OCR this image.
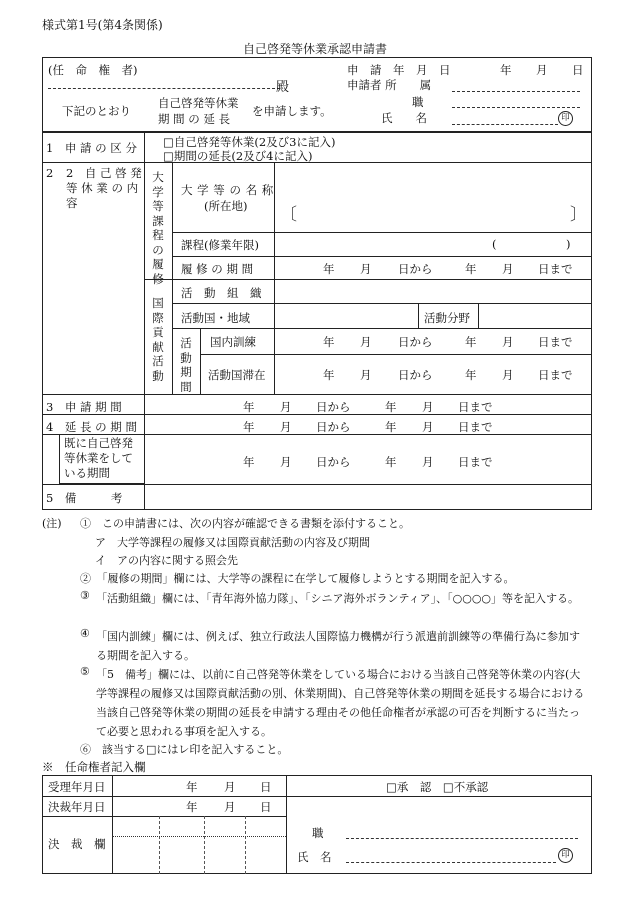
様式第1号(第4条関係)
自己啓発等休業承認申請書
(任　命　権　者)
殿
申　請　年　月　日	年 月 日
申請者 所　　属
職
氏　　名	印
下記のとおり
自己啓発等休業
期 間 の 延 長
を申請します。
1　申 請 の 区 分 □自己啓発等休業(2及び3に記入)
□期間の延長(2及び4に記入)
2　自 己 啓 発 等 休 業 の 内 容
2	大学等課程の履修
国際貢献活動
活動期間
大 学 等 の 名 称
(所在地) 〔	〕
課程(修業年限)	(	)
履 修 の 期 間	年 月 日から	年 月 日まで
活　動　組　織
活動国・地域	活動分野
国内訓練	年 月 日から	年 月 日まで
活動国滞在	年 月 日から	年 月 日まで
3　申 請 期 間	年 月 日から	年 月 日まで
4　延 長 の 期 間	年 月 日から	年 月 日まで
既に自己啓発等休業をしている期間
年 月 日から	年 月 日まで
5　備　　　考
(注) ①　この申請書には、次の内容が確認できる書類を添付すること。
ア　大学等課程の履修又は国際貢献活動の内容及び期間
イ　アの内容に関する照会先
②　「履修の期間」欄には、大学等の課程に在学して履修しようとする期間を記入する。
③ 「活動組織」欄には、「青年海外協力隊」、「シニア海外ボランティア」、「○○○○」等を記入する。
④ 「国内訓練」欄には、例えば、独立行政法人国際協力機構が行う派遣前訓練等の準備行為に参加する期間を記入する。
⑤ 「5　備考」欄には、以前に自己啓発等休業をしている場合における当該自己啓発等休業の内容(大学等課程の履修又は国際貢献活動の別、休業期間)、自己啓発等休業の期間を延長する場合における当該自己啓発等休業の期間の延長を申請する理由その他任命権者が承認の可否を判断するに当たって必要と思われる事項を記入する。
⑥　該当する□にはレ印を記入すること。
※　任命権者記入欄
受理年月日	年 月 日
決裁年月日	年 月 日
決　裁　欄
□承　認　□不承認
職
氏　名	印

-------

> WHAT YOU ARE ASKED TO DO
Pictures in the data above should not be copied; transcribe everything else exactly.

> SOLUTION TO THIS EXERCISE
OCR this image.
様式第1号(第4条関係)
自己啓発等休業承認申請書
(任　命　権　者)
殿
申　請　年　月　日	年 月 日
申請者 所　　属
職
氏　　名	印
下記のとおり
自己啓発等休業
期 間 の 延 長
を申請します。
1　申 請 の 区 分 □自己啓発等休業(2及び3に記入)
□期間の延長(2及び4に記入)
2　自 己 啓 発 等 休 業 の 内 容
2	大学等課程の履修
国際貢献活動
活動期間
大 学 等 の 名 称
(所在地) 〔	〕
課程(修業年限)	(	)
履 修 の 期 間	年 月 日から	年 月 日まで
活　動　組　織
活動国・地域	活動分野
国内訓練	年 月 日から	年 月 日まで
活動国滞在	年 月 日から	年 月 日まで
3　申 請 期 間	年 月 日から	年 月 日まで
4　延 長 の 期 間	年 月 日から	年 月 日まで
既に自己啓発等休業をしている期間
年 月 日から	年 月 日まで
5　備　　　考
(注) ①　この申請書には、次の内容が確認できる書類を添付すること。
ア　大学等課程の履修又は国際貢献活動の内容及び期間
イ　アの内容に関する照会先
②　「履修の期間」欄には、大学等の課程に在学して履修しようとする期間を記入する。
③ 「活動組織」欄には、「青年海外協力隊」、「シニア海外ボランティア」、「○○○○」等を記入する。
④ 「国内訓練」欄には、例えば、独立行政法人国際協力機構が行う派遣前訓練等の準備行為に参加する期間を記入する。
⑤ 「5　備考」欄には、以前に自己啓発等休業をしている場合における当該自己啓発等休業の内容(大学等課程の履修又は国際貢献活動の別、休業期間)、自己啓発等休業の期間を延長する場合における当該自己啓発等休業の期間の延長を申請する理由その他任命権者が承認の可否を判断するに当たって必要と思われる事項を記入する。
⑥　該当する□にはレ印を記入すること。
※　任命権者記入欄
受理年月日	年 月 日
決裁年月日	年 月 日
決　裁　欄
□承　認　□不承認
職
氏　名	印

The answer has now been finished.